— start —
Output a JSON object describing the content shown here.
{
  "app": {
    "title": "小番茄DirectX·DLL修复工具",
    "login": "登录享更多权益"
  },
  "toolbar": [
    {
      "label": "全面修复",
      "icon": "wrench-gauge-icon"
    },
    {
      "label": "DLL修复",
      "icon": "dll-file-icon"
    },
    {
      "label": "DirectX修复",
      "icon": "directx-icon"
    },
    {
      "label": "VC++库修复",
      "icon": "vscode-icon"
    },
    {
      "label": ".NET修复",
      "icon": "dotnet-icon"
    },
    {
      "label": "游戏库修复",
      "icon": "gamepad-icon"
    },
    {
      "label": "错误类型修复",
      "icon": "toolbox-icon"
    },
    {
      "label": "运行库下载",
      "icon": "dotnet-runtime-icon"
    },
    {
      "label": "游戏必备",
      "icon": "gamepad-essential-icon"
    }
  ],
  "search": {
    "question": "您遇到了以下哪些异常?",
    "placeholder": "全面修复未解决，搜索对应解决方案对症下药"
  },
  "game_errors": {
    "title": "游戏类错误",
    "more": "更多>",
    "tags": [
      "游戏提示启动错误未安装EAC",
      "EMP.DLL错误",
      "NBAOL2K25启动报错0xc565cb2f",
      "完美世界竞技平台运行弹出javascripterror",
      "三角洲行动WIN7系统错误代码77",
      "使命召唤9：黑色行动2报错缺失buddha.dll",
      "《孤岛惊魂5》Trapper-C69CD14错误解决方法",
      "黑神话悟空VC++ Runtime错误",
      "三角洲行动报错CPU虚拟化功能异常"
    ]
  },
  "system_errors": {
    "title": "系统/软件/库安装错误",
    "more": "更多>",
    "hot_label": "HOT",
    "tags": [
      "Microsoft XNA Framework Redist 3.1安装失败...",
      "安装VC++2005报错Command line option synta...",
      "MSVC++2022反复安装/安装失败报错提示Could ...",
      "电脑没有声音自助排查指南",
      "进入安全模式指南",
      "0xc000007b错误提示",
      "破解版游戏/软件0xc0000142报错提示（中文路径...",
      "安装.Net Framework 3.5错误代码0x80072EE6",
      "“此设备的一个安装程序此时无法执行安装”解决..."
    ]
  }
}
— end —
▶ [Written request] Gather from the data above every line with the string "title".

▶ [Exercise answer]
    "title": "小番茄DirectX·DLL修复工具",
    "title": "游戏类错误",
    "title": "系统/软件/库安装错误",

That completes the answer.